• _Collected data entries_
• • •
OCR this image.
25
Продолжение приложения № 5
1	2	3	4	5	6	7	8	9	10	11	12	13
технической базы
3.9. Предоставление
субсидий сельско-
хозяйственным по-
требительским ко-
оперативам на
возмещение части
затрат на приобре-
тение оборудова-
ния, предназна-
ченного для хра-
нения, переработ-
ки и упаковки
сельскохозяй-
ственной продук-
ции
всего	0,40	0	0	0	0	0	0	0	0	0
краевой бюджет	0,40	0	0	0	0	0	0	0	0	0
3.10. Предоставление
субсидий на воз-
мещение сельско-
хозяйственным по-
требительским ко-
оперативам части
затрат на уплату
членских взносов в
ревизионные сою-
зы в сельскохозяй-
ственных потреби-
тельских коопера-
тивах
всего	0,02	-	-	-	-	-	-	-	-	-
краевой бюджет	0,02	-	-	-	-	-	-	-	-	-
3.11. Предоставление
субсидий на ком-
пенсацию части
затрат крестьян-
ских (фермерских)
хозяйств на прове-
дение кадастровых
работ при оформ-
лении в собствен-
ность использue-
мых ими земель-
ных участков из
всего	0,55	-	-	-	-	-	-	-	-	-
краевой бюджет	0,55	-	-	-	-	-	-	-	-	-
• • •
• _Exercise objective_
Find the lines that include the string "краевой", then copy each of them.

• _In response_
краевой бюджет	0,40	0	0	0	0	0	0	0	0	0
краевой бюджет	0,02	-	-	-	-	-	-	-	-	-
краевой бюджет	0,55	-	-	-	-	-	-	-	-	-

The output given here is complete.